Written instruction:
Make an exact copy of the records, with the pictures left out.
···
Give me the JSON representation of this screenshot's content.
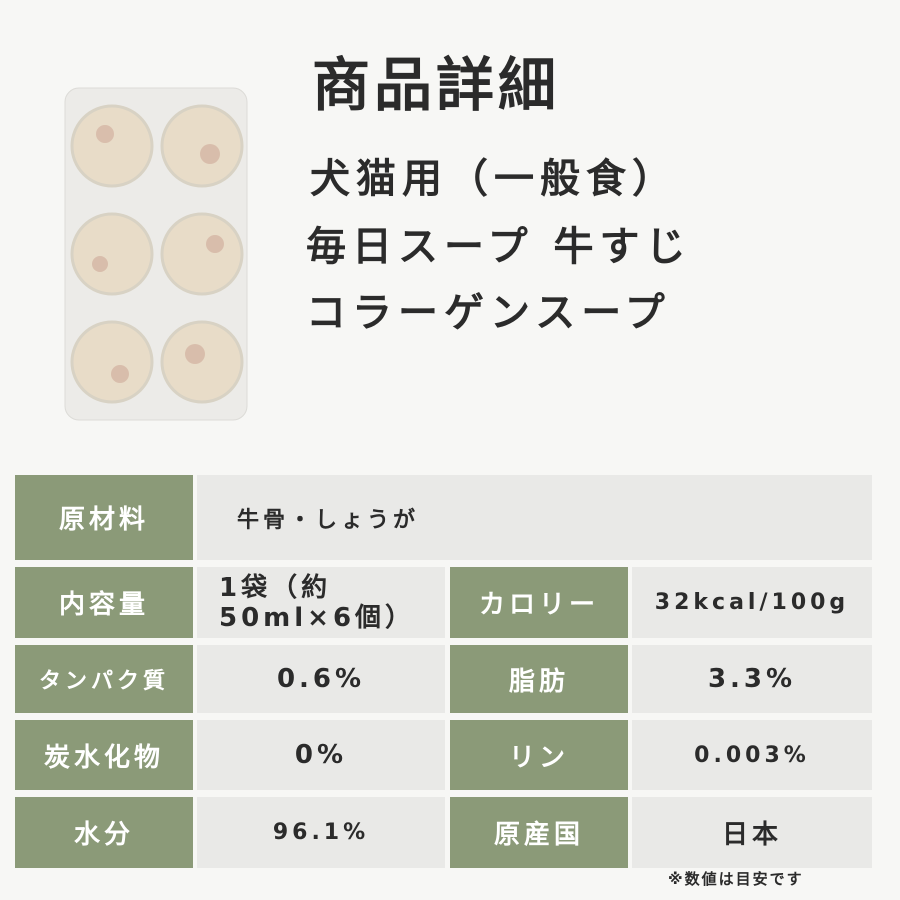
{
  "header": {
    "title": "商品詳細",
    "subtitle_lines": [
      "犬猫用（一般食）",
      "毎日スープ 牛すじ",
      "コラーゲンスープ"
    ]
  },
  "table": {
    "rows": [
      [
        "原材料",
        "牛骨・しょうが"
      ],
      [
        "内容量",
        [
          "1袋（約",
          "50ml×6個）"
        ],
        "カロリー",
        "32kcal/100g"
      ],
      [
        "タンパク質",
        "0.6%",
        "脂肪",
        "3.3%"
      ],
      [
        "炭水化物",
        "0%",
        "リン",
        "0.003%"
      ],
      [
        "水分",
        "96.1%",
        "原産国",
        "日本"
      ]
    ]
  },
  "note": "※数値は目安です"
}
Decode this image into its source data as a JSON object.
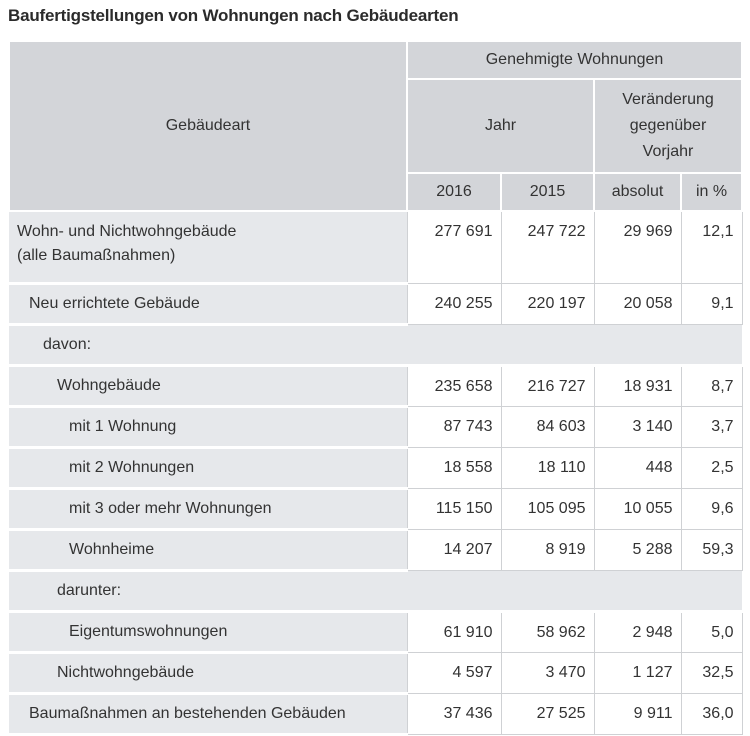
{
  "title": "Baufertigstellungen von Wohnungen nach Gebäudearten",
  "header": {
    "row_label": "Gebäudeart",
    "group": "Genehmigte Wohnungen",
    "jahr": "Jahr",
    "change": "Veränderung gegenüber Vorjahr",
    "cols": [
      "2016",
      "2015",
      "absolut",
      "in %"
    ]
  },
  "rows": [
    {
      "label": "Wohn- und Nichtwohngebäude",
      "label2": "(alle Baumaßnahmen)",
      "level": 0,
      "values": [
        "277 691",
        "247 722",
        "29 969",
        "12,1"
      ]
    },
    {
      "label": "Neu errichtete Gebäude",
      "level": 1,
      "values": [
        "240 255",
        "220 197",
        "20 058",
        "9,1"
      ]
    },
    {
      "label": "davon:",
      "level": 2,
      "values": []
    },
    {
      "label": "Wohngebäude",
      "level": 3,
      "values": [
        "235 658",
        "216 727",
        "18 931",
        "8,7"
      ]
    },
    {
      "label": "mit 1 Wohnung",
      "level": 4,
      "values": [
        "87 743",
        "84 603",
        "3 140",
        "3,7"
      ]
    },
    {
      "label": "mit 2 Wohnungen",
      "level": 4,
      "values": [
        "18 558",
        "18 110",
        "448",
        "2,5"
      ]
    },
    {
      "label": "mit 3 oder mehr Wohnungen",
      "level": 4,
      "values": [
        "115 150",
        "105 095",
        "10 055",
        "9,6"
      ]
    },
    {
      "label": "Wohnheime",
      "level": 4,
      "values": [
        "14 207",
        "8 919",
        "5 288",
        "59,3"
      ]
    },
    {
      "label": "darunter:",
      "level": 3,
      "values": []
    },
    {
      "label": "Eigentumswohnungen",
      "level": 4,
      "values": [
        "61 910",
        "58 962",
        "2 948",
        "5,0"
      ]
    },
    {
      "label": "Nichtwohngebäude",
      "level": 3,
      "values": [
        "4 597",
        "3 470",
        "1 127",
        "32,5"
      ]
    },
    {
      "label": "Baumaßnahmen an bestehenden Gebäuden",
      "level": 1,
      "values": [
        "37 436",
        "27 525",
        "9 911",
        "36,0"
      ]
    }
  ]
}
···
Response to this task:
Give me the JSON representation of this screenshot's content.
{
  "header": {
    "title": "商品詳細",
    "subtitle_lines": [
      "犬猫用（一般食）",
      "毎日スープ 牛すじ",
      "コラーゲンスープ"
    ]
  },
  "table": {
    "rows": [
      [
        "原材料",
        "牛骨・しょうが"
      ],
      [
        "内容量",
        [
          "1袋（約",
          "50ml×6個）"
        ],
        "カロリー",
        "32kcal/100g"
      ],
      [
        "タンパク質",
        "0.6%",
        "脂肪",
        "3.3%"
      ],
      [
        "炭水化物",
        "0%",
        "リン",
        "0.003%"
      ],
      [
        "水分",
        "96.1%",
        "原産国",
        "日本"
      ]
    ]
  },
  "note": "※数値は目安です"
}
Decode this image into its source data as a JSON object.
{
  "title": "Baufertigstellungen von Wohnungen nach Gebäudearten",
  "header": {
    "row_label": "Gebäudeart",
    "group": "Genehmigte Wohnungen",
    "jahr": "Jahr",
    "change": "Veränderung gegenüber Vorjahr",
    "cols": [
      "2016",
      "2015",
      "absolut",
      "in %"
    ]
  },
  "rows": [
    {
      "label": "Wohn- und Nichtwohngebäude",
      "label2": "(alle Baumaßnahmen)",
      "level": 0,
      "values": [
        "277 691",
        "247 722",
        "29 969",
        "12,1"
      ]
    },
    {
      "label": "Neu errichtete Gebäude",
      "level": 1,
      "values": [
        "240 255",
        "220 197",
        "20 058",
        "9,1"
      ]
    },
    {
      "label": "davon:",
      "level": 2,
      "values": []
    },
    {
      "label": "Wohngebäude",
      "level": 3,
      "values": [
        "235 658",
        "216 727",
        "18 931",
        "8,7"
      ]
    },
    {
      "label": "mit 1 Wohnung",
      "level": 4,
      "values": [
        "87 743",
        "84 603",
        "3 140",
        "3,7"
      ]
    },
    {
      "label": "mit 2 Wohnungen",
      "level": 4,
      "values": [
        "18 558",
        "18 110",
        "448",
        "2,5"
      ]
    },
    {
      "label": "mit 3 oder mehr Wohnungen",
      "level": 4,
      "values": [
        "115 150",
        "105 095",
        "10 055",
        "9,6"
      ]
    },
    {
      "label": "Wohnheime",
      "level": 4,
      "values": [
        "14 207",
        "8 919",
        "5 288",
        "59,3"
      ]
    },
    {
      "label": "darunter:",
      "level": 3,
      "values": []
    },
    {
      "label": "Eigentumswohnungen",
      "level": 4,
      "values": [
        "61 910",
        "58 962",
        "2 948",
        "5,0"
      ]
    },
    {
      "label": "Nichtwohngebäude",
      "level": 3,
      "values": [
        "4 597",
        "3 470",
        "1 127",
        "32,5"
      ]
    },
    {
      "label": "Baumaßnahmen an bestehenden Gebäuden",
      "level": 1,
      "values": [
        "37 436",
        "27 525",
        "9 911",
        "36,0"
      ]
    }
  ]
}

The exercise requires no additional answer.